PROMPT 1
Reproduce the passage of the blog post about the Field Guide apps starting at "Taking nature to" and ending at "to Victorian Fauna.".
PROMPT 2
Answer these questions from the blog post about the Field Guide apps:
(a) In what year did Museum Victoria produce its first Field Guide app?
(b) How many new Field Guide apps did the 2012 grant fund?
(c) Which group's staff helped source taxonomic names, conservation status and recorded observations for each species?
PROMPT 3
List every museum that the blog post about the Field Guide apps names as a collaborator with Museum Victoria on the new apps.

## Start SUPPLIED TEXT

MV Blog


Taking nature to the nation

by Nicole K
Publish date
1 May 2014
Comments (2)

In 2011 Museum Victoria produced our first Field Guide app: the MV Field Guide to Victorian Fauna.

The app has since been downloaded by over 85,000 people and gets great reviews. But there has been a repeated request – a request from people who don't live in Victoria.

Where are the apps for the other Australian states and territories?

This wasn't something we could address on our own. To make apps for the other states and territories, we needed the shared expertise of natural history museums around the country.

In 2012, Museum Victoria was successful in applying for an Inspiring Australia Unlocking Australia's Potential Grant to produce seven new Field Guide apps in collaboration with:

  • Australian Museum
  • Museum and Art Gallery of the Northern Territory
  • Queensland Museum
  • South Australian Museum
  • Tasmanian Museum and Art Gallery
  • Western Australian Museum

For the past two years, scientists around Australia have been writing species descriptions, sourcing images and we have been tweaking the code. We have also worked with colleagues from the Atlas of Living Australia to source taxonomic names, conservation status and recorded observations of each species.

## End SUPPLIED TEXT
## Start ITEMS

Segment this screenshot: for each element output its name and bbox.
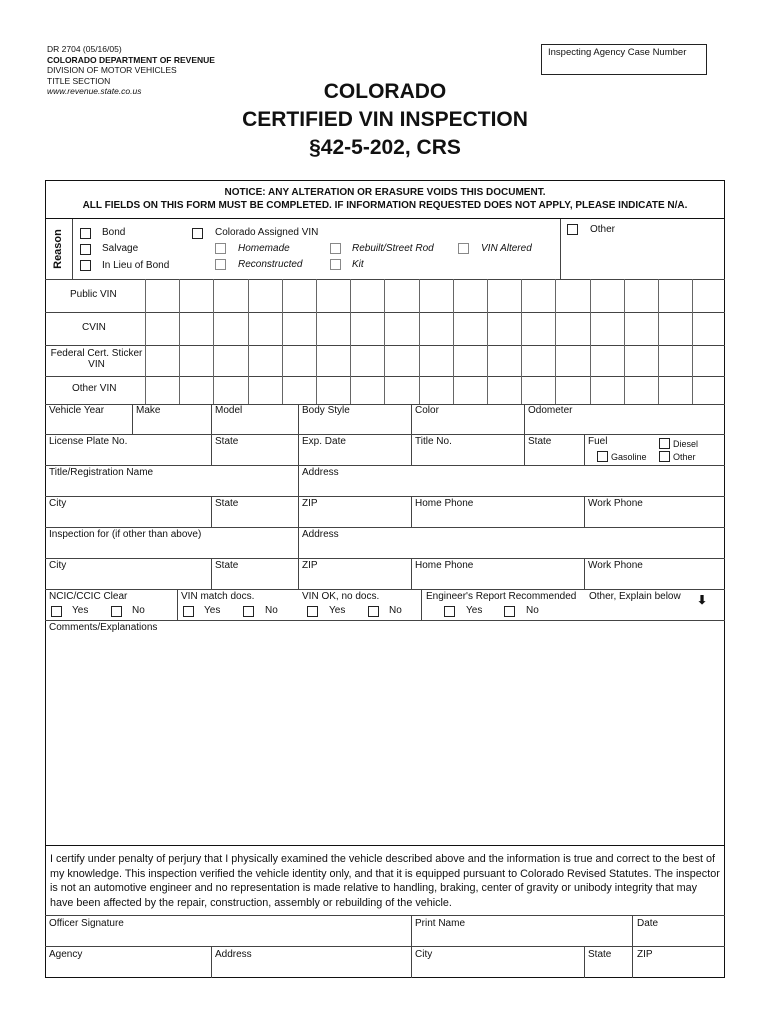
section-name: TITLE SECTION (47, 75, 111, 86)
public-vin-char-cell[interactable] (521, 279, 556, 312)
federal-cert-line-1: Federal Cert. Sticker (50, 348, 143, 359)
divider (132, 404, 133, 434)
owner-zip-label: ZIP (302, 498, 318, 509)
comments-textarea[interactable] (46, 636, 724, 844)
federal-vin-char-cell[interactable] (213, 345, 248, 376)
public-vin-char-cell[interactable] (624, 279, 659, 312)
divider (584, 496, 585, 527)
diesel-checkbox[interactable] (659, 438, 670, 449)
divider (524, 404, 525, 466)
ncic-yes-checkbox[interactable] (51, 606, 62, 617)
gasoline-label: Gasoline (611, 452, 647, 462)
federal-vin-char-cell[interactable] (590, 345, 625, 376)
cvin-char-cell[interactable] (658, 312, 693, 345)
ncic-no-checkbox[interactable] (111, 606, 122, 617)
federal-vin-char-cell[interactable] (658, 345, 693, 376)
other-vin-char-cell[interactable] (350, 376, 385, 404)
officer-signature-label: Officer Signature (49, 918, 124, 929)
divider (298, 404, 299, 589)
federal-vin-char-cell[interactable] (692, 345, 727, 376)
federal-vin-char-cell[interactable] (248, 345, 283, 376)
cvin-char-cell[interactable] (624, 312, 659, 345)
form-number: DR 2704 (05/16/05) (47, 44, 122, 54)
public-vin-char-cell[interactable] (282, 279, 317, 312)
cvin-char-cell[interactable] (316, 312, 351, 345)
agency-zip-label: ZIP (637, 949, 653, 960)
title-state-label: State (528, 436, 552, 447)
vin-ok-label: VIN OK, no docs. (302, 591, 380, 602)
title-name-label: Title/Registration Name (49, 467, 154, 478)
public-vin-char-cell[interactable] (658, 279, 693, 312)
cvin-char-cell[interactable] (692, 312, 727, 345)
cvin-char-cell[interactable] (555, 312, 590, 345)
public-vin-char-cell[interactable] (350, 279, 385, 312)
divider (72, 219, 73, 279)
license-plate-label: License Plate No. (49, 436, 128, 447)
divider (584, 434, 585, 466)
divider (45, 218, 725, 219)
division-name: DIVISION OF MOTOR VEHICLES (47, 65, 177, 75)
public-vin-char-cell[interactable] (248, 279, 283, 312)
ncic-label: NCIC/CCIC Clear (49, 591, 128, 602)
cvin-char-cell[interactable] (248, 312, 283, 345)
cvin-char-cell[interactable] (384, 312, 419, 345)
public-vin-label: Public VIN (70, 289, 117, 300)
public-vin-char-cell[interactable] (213, 279, 248, 312)
divider (45, 589, 725, 590)
inspection-for-label: Inspection for (if other than above) (49, 529, 202, 540)
down-arrow-icon: ⬇ (697, 593, 708, 607)
colorado-assigned-label: Colorado Assigned VIN (215, 227, 319, 238)
vin-altered-checkbox[interactable] (458, 243, 469, 254)
notice-line-2: ALL FIELDS ON THIS FORM MUST BE COMPLETED. IF INFORMATION REQUESTED DOES NOT APPLY, PLEASE INDICATE N/A. (82, 200, 688, 211)
cvin-char-cell[interactable] (282, 312, 317, 345)
divider (560, 219, 561, 279)
engineer-yes-checkbox[interactable] (444, 606, 455, 617)
federal-cert-line-2: VIN (88, 359, 105, 370)
vin-ok-no-label: No (389, 605, 402, 616)
public-vin-char-cell[interactable] (692, 279, 727, 312)
divider (45, 558, 725, 559)
divider (211, 946, 212, 978)
federal-vin-char-cell[interactable] (145, 345, 180, 376)
ncic-yes-label: Yes (72, 605, 89, 616)
make-label: Make (136, 405, 161, 416)
federal-vin-char-cell[interactable] (453, 345, 488, 376)
owner-address-label: Address (302, 467, 339, 478)
vin-ok-no-checkbox[interactable] (368, 606, 379, 617)
color-label: Color (415, 405, 439, 416)
federal-vin-char-cell[interactable] (487, 345, 522, 376)
rebuilt-checkbox[interactable] (330, 243, 341, 254)
department-name: COLORADO DEPARTMENT OF REVENUE (47, 54, 215, 65)
federal-vin-char-cell[interactable] (555, 345, 590, 376)
vehicle-year-label: Vehicle Year (49, 405, 105, 416)
engineer-no-label: No (526, 605, 539, 616)
federal-cert-label (50, 348, 143, 370)
print-name-label: Print Name (415, 918, 466, 929)
public-vin-char-cell[interactable] (179, 279, 214, 312)
cvin-char-cell[interactable] (419, 312, 454, 345)
divider (45, 496, 725, 497)
in-lieu-label: In Lieu of Bond (102, 260, 170, 271)
vin-match-no-label: No (265, 605, 278, 616)
vin-altered-label: VIN Altered (481, 243, 532, 254)
vin-ok-yes-label: Yes (329, 605, 346, 616)
exp-date-label: Exp. Date (302, 436, 346, 447)
other-vin-label: Other VIN (72, 383, 117, 394)
gasoline-checkbox[interactable] (597, 451, 608, 462)
public-vin-char-cell[interactable] (453, 279, 488, 312)
reconstructed-checkbox[interactable] (215, 259, 226, 270)
engineer-yes-label: Yes (466, 605, 483, 616)
cvin-char-cell[interactable] (487, 312, 522, 345)
engineer-label: Engineer's Report Recommended (426, 591, 577, 602)
other-vin-char-cell[interactable] (145, 376, 180, 404)
in-lieu-checkbox[interactable] (80, 260, 91, 271)
engineer-no-checkbox[interactable] (504, 606, 515, 617)
federal-vin-char-cell[interactable] (350, 345, 385, 376)
divider (411, 404, 412, 466)
title-no-label: Title No. (415, 436, 452, 447)
case-number-field[interactable] (541, 44, 707, 75)
other-vin-char-cell[interactable] (692, 376, 727, 404)
fuel-label: Fuel (588, 436, 608, 447)
title-line-1: COLORADO (323, 80, 447, 103)
homemade-checkbox[interactable] (215, 243, 226, 254)
owner-home-phone-label: Home Phone (415, 498, 474, 509)
public-vin-char-cell[interactable] (555, 279, 590, 312)
divider (211, 496, 212, 527)
agency-label: Agency (49, 949, 83, 960)
divider (211, 404, 212, 466)
divider (45, 527, 725, 528)
other-vin-char-cell[interactable] (624, 376, 659, 404)
agency-address-label: Address (215, 949, 252, 960)
title-line-2: CERTIFIED VIN INSPECTION (242, 108, 528, 131)
owner-work-phone-label: Work Phone (588, 498, 643, 509)
cvin-char-cell[interactable] (179, 312, 214, 345)
public-vin-char-cell[interactable] (487, 279, 522, 312)
cvin-char-cell[interactable] (145, 312, 180, 345)
reconstructed-label: Reconstructed (238, 259, 303, 270)
divider (411, 558, 412, 589)
homemade-label: Homemade (238, 243, 290, 254)
other-vin-char-cell[interactable] (658, 376, 693, 404)
other-vin-char-cell[interactable] (555, 376, 590, 404)
divider (45, 946, 725, 947)
cvin-char-cell[interactable] (213, 312, 248, 345)
inspection-state-label: State (215, 560, 239, 571)
divider (45, 465, 725, 466)
other-vin-char-cell[interactable] (213, 376, 248, 404)
cvin-char-cell[interactable] (521, 312, 556, 345)
other-vin-char-cell[interactable] (179, 376, 214, 404)
other-vin-char-cell[interactable] (487, 376, 522, 404)
inspection-home-phone-label: Home Phone (415, 560, 474, 571)
ncic-no-label: No (132, 605, 145, 616)
model-label: Model (215, 405, 243, 416)
salvage-label: Salvage (102, 243, 139, 254)
owner-state-label: State (215, 498, 239, 509)
inspection-address-label: Address (302, 529, 339, 540)
cvin-char-cell[interactable] (350, 312, 385, 345)
salvage-checkbox[interactable] (80, 244, 91, 255)
divider (421, 589, 422, 620)
federal-vin-char-cell[interactable] (316, 345, 351, 376)
other-explain-label: Other, Explain below (589, 591, 681, 602)
divider (45, 620, 725, 621)
divider (45, 845, 725, 846)
divider (632, 915, 633, 978)
colorado-assigned-checkbox[interactable] (192, 228, 203, 239)
odometer-label: Odometer (528, 405, 573, 416)
title-line-3: §42-5-202, CRS (309, 136, 461, 159)
vin-match-yes-checkbox[interactable] (183, 606, 194, 617)
public-vin-char-cell[interactable] (419, 279, 454, 312)
divider (211, 558, 212, 589)
federal-vin-char-cell[interactable] (624, 345, 659, 376)
kit-checkbox[interactable] (330, 259, 341, 270)
bond-checkbox[interactable] (80, 228, 91, 239)
public-vin-char-cell[interactable] (145, 279, 180, 312)
diesel-label: Diesel (673, 439, 699, 449)
federal-vin-char-cell[interactable] (384, 345, 419, 376)
other-vin-char-cell[interactable] (282, 376, 317, 404)
fuel-other-checkbox[interactable] (659, 451, 670, 462)
public-vin-char-cell[interactable] (384, 279, 419, 312)
inspection-zip-label: ZIP (302, 560, 318, 571)
divider (177, 589, 178, 620)
other-vin-char-cell[interactable] (590, 376, 625, 404)
cvin-char-cell[interactable] (590, 312, 625, 345)
agency-state-label: State (588, 949, 612, 960)
vin-match-yes-label: Yes (204, 605, 221, 616)
date-label: Date (637, 918, 659, 929)
federal-vin-char-cell[interactable] (419, 345, 454, 376)
body-style-label: Body Style (302, 405, 350, 416)
notice (45, 186, 725, 212)
federal-vin-char-cell[interactable] (179, 345, 214, 376)
federal-vin-char-cell[interactable] (282, 345, 317, 376)
divider (45, 915, 725, 916)
other-vin-char-cell[interactable] (419, 376, 454, 404)
other-reason-checkbox[interactable] (567, 224, 578, 235)
other-vin-char-cell[interactable] (316, 376, 351, 404)
other-vin-char-cell[interactable] (521, 376, 556, 404)
owner-city-label: City (49, 498, 67, 509)
vin-match-no-checkbox[interactable] (243, 606, 254, 617)
case-number-label: Inspecting Agency Case Number (548, 47, 687, 58)
public-vin-char-cell[interactable] (590, 279, 625, 312)
bond-label: Bond (102, 227, 126, 238)
other-vin-char-cell[interactable] (248, 376, 283, 404)
federal-vin-char-cell[interactable] (521, 345, 556, 376)
public-vin-char-cell[interactable] (316, 279, 351, 312)
divider (584, 558, 585, 589)
vin-match-label: VIN match docs. (181, 591, 255, 602)
notice-line-1: NOTICE: ANY ALTERATION OR ERASURE VOIDS THIS DOCUMENT. (224, 187, 546, 198)
rebuilt-label: Rebuilt/Street Rod (352, 243, 434, 254)
divider (411, 496, 412, 527)
cvin-char-cell[interactable] (453, 312, 488, 345)
divider (45, 434, 725, 435)
inspection-work-phone-label: Work Phone (588, 560, 643, 571)
divider (411, 915, 412, 978)
certification-text: I certify under penalty of perjury that I physically examined the vehicle described above and the information is true and correct to the best of my knowledge. This inspection verified the vehicle identity only, and that it is equipped pursuant to Colorado Revised Statutes. The inspector is not an automotive engineer and no representation is made relative to handling, braking, center of gravity or unibody integrity that may have been affected by the repair, construction, assembly or rebuilding of the vehicle. (50, 853, 720, 909)
reason-label: Reason (52, 229, 64, 269)
inspection-city-label: City (49, 560, 67, 571)
other-vin-char-cell[interactable] (384, 376, 419, 404)
comments-label: Comments/Explanations (49, 622, 158, 633)
kit-label: Kit (352, 259, 364, 270)
vin-ok-yes-checkbox[interactable] (307, 606, 318, 617)
fuel-other-label: Other (673, 452, 696, 462)
other-vin-char-cell[interactable] (453, 376, 488, 404)
agency-city-label: City (415, 949, 433, 960)
plate-state-label: State (215, 436, 239, 447)
website-link[interactable]: www.revenue.state.co.us (47, 86, 142, 96)
other-reason-label: Other (590, 224, 616, 235)
cvin-label: CVIN (82, 322, 106, 333)
divider (584, 946, 585, 978)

## End ITEMS

WRITTEN REPLY 1
Taking nature to the nation

by Nicole K
Publish date
1 May 2014
Comments (2)

In 2011 Museum Victoria produced our first Field Guide app: the MV Field Guide to Victorian Fauna.

WRITTEN REPLY 2
(a) 2011
(b) Seven
(c) The Atlas of Living Australia

WRITTEN REPLY 3
Australian Museum
Museum and Art Gallery of the Northern Territory
Queensland Museum
South Australian Museum
Tasmanian Museum and Art Gallery
Western Australian Museum